▶ _Records for this exercise_:
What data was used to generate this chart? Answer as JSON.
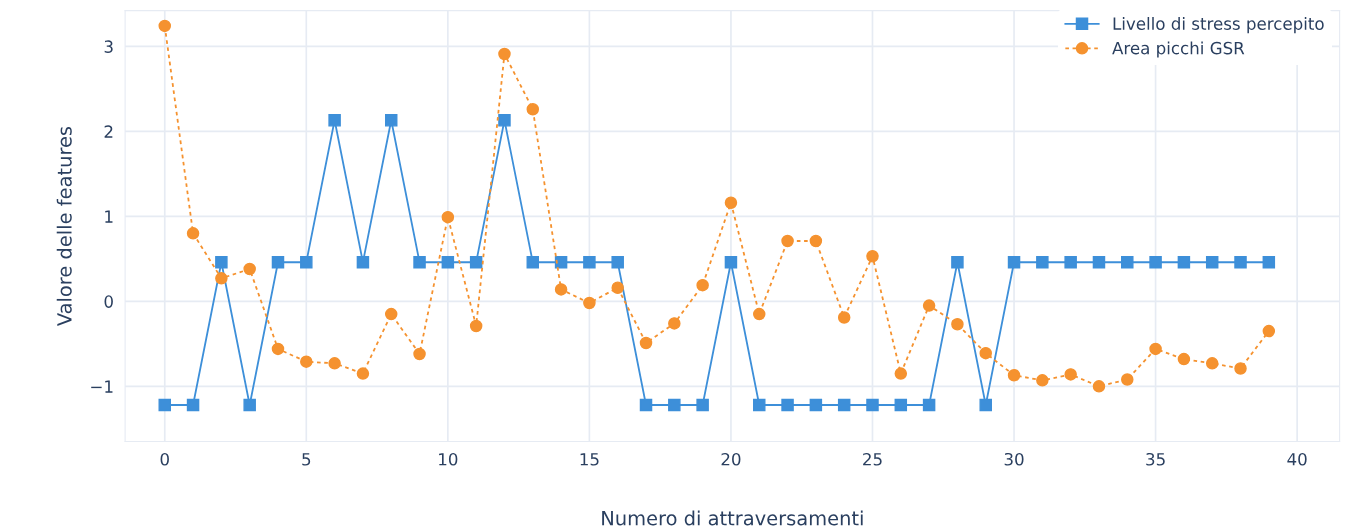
{
  "chart_data": {
    "type": "line",
    "xlabel": "Numero di attraversamenti",
    "ylabel": "Valore delle features",
    "x": [
      0,
      1,
      2,
      3,
      4,
      5,
      6,
      7,
      8,
      9,
      10,
      11,
      12,
      13,
      14,
      15,
      16,
      17,
      18,
      19,
      20,
      21,
      22,
      23,
      24,
      25,
      26,
      27,
      28,
      29,
      30,
      31,
      32,
      33,
      34,
      35,
      36,
      37,
      38,
      39
    ],
    "series": [
      {
        "name": "Livello di stress percepito",
        "color": "#3d8fd9",
        "marker": "square",
        "line_style": "solid",
        "values": [
          -1.22,
          -1.22,
          0.46,
          -1.22,
          0.46,
          0.46,
          2.13,
          0.46,
          2.13,
          0.46,
          0.46,
          0.46,
          2.13,
          0.46,
          0.46,
          0.46,
          0.46,
          -1.22,
          -1.22,
          -1.22,
          0.46,
          -1.22,
          -1.22,
          -1.22,
          -1.22,
          -1.22,
          -1.22,
          -1.22,
          0.46,
          -1.22,
          0.46,
          0.46,
          0.46,
          0.46,
          0.46,
          0.46,
          0.46,
          0.46,
          0.46,
          0.46
        ]
      },
      {
        "name": "Area picchi GSR",
        "color": "#f5922f",
        "marker": "circle",
        "line_style": "dotted",
        "values": [
          3.24,
          0.8,
          0.27,
          0.38,
          -0.56,
          -0.71,
          -0.73,
          -0.85,
          -0.15,
          -0.62,
          0.99,
          -0.29,
          2.91,
          2.26,
          0.14,
          -0.02,
          0.16,
          -0.49,
          -0.26,
          0.19,
          1.16,
          -0.15,
          0.71,
          0.71,
          -0.19,
          0.53,
          -0.85,
          -0.05,
          -0.27,
          -0.61,
          -0.87,
          -0.93,
          -0.86,
          -1.0,
          -0.92,
          -0.56,
          -0.68,
          -0.73,
          -0.79,
          -0.35
        ]
      }
    ],
    "xlim": [
      -1.4,
      41.5
    ],
    "xticks": [
      0,
      5,
      10,
      15,
      20,
      25,
      30,
      35,
      40
    ],
    "ylim": [
      -1.65,
      3.42
    ],
    "yticks": [
      -1,
      0,
      1,
      2,
      3
    ],
    "grid": true,
    "legend": "top right"
  }
}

▶ _What is being asked_: Give every record again exactly, apart from the pictures, which stay out.

▶ _Solution to this problem_:
What data was used to generate this chart? Answer as JSON.
{
  "chart_data": {
    "type": "line",
    "xlabel": "Numero di attraversamenti",
    "ylabel": "Valore delle features",
    "x": [
      0,
      1,
      2,
      3,
      4,
      5,
      6,
      7,
      8,
      9,
      10,
      11,
      12,
      13,
      14,
      15,
      16,
      17,
      18,
      19,
      20,
      21,
      22,
      23,
      24,
      25,
      26,
      27,
      28,
      29,
      30,
      31,
      32,
      33,
      34,
      35,
      36,
      37,
      38,
      39
    ],
    "series": [
      {
        "name": "Livello di stress percepito",
        "color": "#3d8fd9",
        "marker": "square",
        "line_style": "solid",
        "values": [
          -1.22,
          -1.22,
          0.46,
          -1.22,
          0.46,
          0.46,
          2.13,
          0.46,
          2.13,
          0.46,
          0.46,
          0.46,
          2.13,
          0.46,
          0.46,
          0.46,
          0.46,
          -1.22,
          -1.22,
          -1.22,
          0.46,
          -1.22,
          -1.22,
          -1.22,
          -1.22,
          -1.22,
          -1.22,
          -1.22,
          0.46,
          -1.22,
          0.46,
          0.46,
          0.46,
          0.46,
          0.46,
          0.46,
          0.46,
          0.46,
          0.46,
          0.46
        ]
      },
      {
        "name": "Area picchi GSR",
        "color": "#f5922f",
        "marker": "circle",
        "line_style": "dotted",
        "values": [
          3.24,
          0.8,
          0.27,
          0.38,
          -0.56,
          -0.71,
          -0.73,
          -0.85,
          -0.15,
          -0.62,
          0.99,
          -0.29,
          2.91,
          2.26,
          0.14,
          -0.02,
          0.16,
          -0.49,
          -0.26,
          0.19,
          1.16,
          -0.15,
          0.71,
          0.71,
          -0.19,
          0.53,
          -0.85,
          -0.05,
          -0.27,
          -0.61,
          -0.87,
          -0.93,
          -0.86,
          -1.0,
          -0.92,
          -0.56,
          -0.68,
          -0.73,
          -0.79,
          -0.35
        ]
      }
    ],
    "xlim": [
      -1.4,
      41.5
    ],
    "xticks": [
      0,
      5,
      10,
      15,
      20,
      25,
      30,
      35,
      40
    ],
    "ylim": [
      -1.65,
      3.42
    ],
    "yticks": [
      -1,
      0,
      1,
      2,
      3
    ],
    "grid": true,
    "legend": "top right"
  }
}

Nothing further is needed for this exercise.